## [Texto]
-*-*-
El tripartito, el pacto de izquierdas o elecciones

En esta semana de pasión política contenida y de vacaciones son muchas las personas que se interrogan sobre la posible salida, si es que la hay, a la crisis de investidura y de gobierno que se vive en España. La que según los analistas financieros ha bloqueado las inversiones en nuestro país de fondos extranjeros, aunque la actividad económica se mueve en el interior de la península. La pregunta en cenáculos y en los medios políticos y económicos es la siguiente: ¿qué puede pasar?

Todavía y hasta el próximo 2 de mayo, fecha en la que se acaba el plazo para la investidura de un jefe del Gobierno, caben muchas alternativas pero los problemas detectados en las últimas semanas reducen a tres las posibilidades: un gobierno tripartito (PP, PSOE, C’s), que resultará imposible si Mariano Rajoy y Pedro Sánchez pretenden liderar esta opción, con votos afirmativos de los tres partidos o de dos de ellos y con la abstención de PSOE o PP; un pacto en la izquierda entre PSOE, Podemos y sus confluencias, que necesita de la abstención de ERC y Dil y la bendición del Comité Federal del PSOE; o elecciones el 26 de junio.
-*-*-
## [Datos aportados]

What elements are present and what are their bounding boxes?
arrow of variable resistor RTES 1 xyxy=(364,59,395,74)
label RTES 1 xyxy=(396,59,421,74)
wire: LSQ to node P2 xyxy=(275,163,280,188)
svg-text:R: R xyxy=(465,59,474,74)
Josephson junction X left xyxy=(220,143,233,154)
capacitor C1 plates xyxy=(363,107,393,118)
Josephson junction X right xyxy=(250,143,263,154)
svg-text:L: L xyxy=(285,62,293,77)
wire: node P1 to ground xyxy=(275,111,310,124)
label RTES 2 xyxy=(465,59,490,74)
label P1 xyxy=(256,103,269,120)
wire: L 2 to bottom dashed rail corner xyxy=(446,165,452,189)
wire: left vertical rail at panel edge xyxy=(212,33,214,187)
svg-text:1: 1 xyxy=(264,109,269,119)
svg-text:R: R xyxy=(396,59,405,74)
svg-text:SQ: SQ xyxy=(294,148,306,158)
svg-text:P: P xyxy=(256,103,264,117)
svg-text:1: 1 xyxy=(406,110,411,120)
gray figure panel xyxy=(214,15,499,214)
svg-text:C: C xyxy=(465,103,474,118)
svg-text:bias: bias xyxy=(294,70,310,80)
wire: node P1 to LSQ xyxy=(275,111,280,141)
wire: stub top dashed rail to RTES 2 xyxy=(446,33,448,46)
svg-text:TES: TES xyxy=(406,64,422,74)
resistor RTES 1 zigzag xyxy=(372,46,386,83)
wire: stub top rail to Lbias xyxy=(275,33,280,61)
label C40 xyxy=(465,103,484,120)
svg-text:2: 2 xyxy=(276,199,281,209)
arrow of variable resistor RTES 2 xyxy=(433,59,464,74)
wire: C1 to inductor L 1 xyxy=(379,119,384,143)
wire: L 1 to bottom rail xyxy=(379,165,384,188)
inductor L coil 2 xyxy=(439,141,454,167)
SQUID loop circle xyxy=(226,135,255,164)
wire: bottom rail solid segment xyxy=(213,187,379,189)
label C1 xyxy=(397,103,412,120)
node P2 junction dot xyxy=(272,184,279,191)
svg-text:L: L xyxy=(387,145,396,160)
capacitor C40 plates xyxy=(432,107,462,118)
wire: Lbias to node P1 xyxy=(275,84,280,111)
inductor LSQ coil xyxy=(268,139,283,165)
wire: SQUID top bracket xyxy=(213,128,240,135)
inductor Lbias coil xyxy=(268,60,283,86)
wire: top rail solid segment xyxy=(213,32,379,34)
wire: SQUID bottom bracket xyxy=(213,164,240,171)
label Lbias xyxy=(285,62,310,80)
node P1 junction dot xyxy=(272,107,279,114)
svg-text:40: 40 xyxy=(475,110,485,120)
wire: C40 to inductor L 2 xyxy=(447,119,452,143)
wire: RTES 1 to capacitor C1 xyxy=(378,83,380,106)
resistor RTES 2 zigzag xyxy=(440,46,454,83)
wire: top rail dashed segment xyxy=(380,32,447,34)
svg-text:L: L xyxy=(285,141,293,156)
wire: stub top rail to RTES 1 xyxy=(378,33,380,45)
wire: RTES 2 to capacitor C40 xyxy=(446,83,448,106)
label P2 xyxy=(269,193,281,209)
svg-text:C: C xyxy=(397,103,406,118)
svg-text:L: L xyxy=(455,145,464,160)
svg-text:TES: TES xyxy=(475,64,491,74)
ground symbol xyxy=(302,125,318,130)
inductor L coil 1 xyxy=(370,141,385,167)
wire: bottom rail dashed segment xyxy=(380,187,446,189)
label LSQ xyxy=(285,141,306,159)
-*-*-
## [Qué hay que hacer]
Responde con datos del texto:
(a) Según los analistas financieros, ¿qué ha bloqueado la crisis de investidura y de gobierno?
(b) ¿Qué día se acaba el plazo para investir a un jefe del Gobierno?
(c) ¿En qué fecha serían las elecciones, si se llega a esa opción?

## [La respuesta]
(a) Las inversiones de fondos extranjeros en el país.
(b) El 2 de mayo.
(c) El 26 de junio.